● **Task prompt**
Quote every line as given.

··· Data supplied ···

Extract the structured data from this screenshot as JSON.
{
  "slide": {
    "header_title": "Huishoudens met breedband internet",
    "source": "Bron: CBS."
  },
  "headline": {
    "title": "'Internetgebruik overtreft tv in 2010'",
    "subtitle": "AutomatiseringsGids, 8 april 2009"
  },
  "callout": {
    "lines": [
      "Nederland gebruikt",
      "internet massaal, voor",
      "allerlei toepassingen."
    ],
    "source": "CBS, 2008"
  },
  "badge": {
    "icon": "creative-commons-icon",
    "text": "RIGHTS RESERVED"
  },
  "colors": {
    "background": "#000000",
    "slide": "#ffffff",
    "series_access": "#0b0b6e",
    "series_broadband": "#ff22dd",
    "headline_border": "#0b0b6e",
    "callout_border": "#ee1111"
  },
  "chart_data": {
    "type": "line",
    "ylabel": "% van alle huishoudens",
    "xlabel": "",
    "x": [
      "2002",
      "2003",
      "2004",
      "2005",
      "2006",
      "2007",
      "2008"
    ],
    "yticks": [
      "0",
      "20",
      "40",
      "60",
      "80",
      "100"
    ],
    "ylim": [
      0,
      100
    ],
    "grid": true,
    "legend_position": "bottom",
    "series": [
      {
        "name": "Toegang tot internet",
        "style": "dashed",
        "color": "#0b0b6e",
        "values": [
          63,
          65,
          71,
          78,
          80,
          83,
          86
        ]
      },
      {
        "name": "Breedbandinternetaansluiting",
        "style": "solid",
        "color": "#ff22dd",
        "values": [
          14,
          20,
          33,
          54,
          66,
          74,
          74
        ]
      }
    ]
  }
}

···

● **Result of the exercise**
Extract the structured data from this screenshot as JSON.
{
  "slide": {
    "header_title": "Huishoudens met breedband internet",
    "source": "Bron: CBS."
  },
  "headline": {
    "title": "'Internetgebruik overtreft tv in 2010'",
    "subtitle": "AutomatiseringsGids, 8 april 2009"
  },
  "callout": {
    "lines": [
      "Nederland gebruikt",
      "internet massaal, voor",
      "allerlei toepassingen."
    ],
    "source": "CBS, 2008"
  },
  "badge": {
    "icon": "creative-commons-icon",
    "text": "RIGHTS RESERVED"
  },
  "colors": {
    "background": "#000000",
    "slide": "#ffffff",
    "series_access": "#0b0b6e",
    "series_broadband": "#ff22dd",
    "headline_border": "#0b0b6e",
    "callout_border": "#ee1111"
  },
  "chart_data": {
    "type": "line",
    "ylabel": "% van alle huishoudens",
    "xlabel": "",
    "x": [
      "2002",
      "2003",
      "2004",
      "2005",
      "2006",
      "2007",
      "2008"
    ],
    "yticks": [
      "0",
      "20",
      "40",
      "60",
      "80",
      "100"
    ],
    "ylim": [
      0,
      100
    ],
    "grid": true,
    "legend_position": "bottom",
    "series": [
      {
        "name": "Toegang tot internet",
        "style": "dashed",
        "color": "#0b0b6e",
        "values": [
          63,
          65,
          71,
          78,
          80,
          83,
          86
        ]
      },
      {
        "name": "Breedbandinternetaansluiting",
        "style": "solid",
        "color": "#ff22dd",
        "values": [
          14,
          20,
          33,
          54,
          66,
          74,
          74
        ]
      }
    ]
  }
}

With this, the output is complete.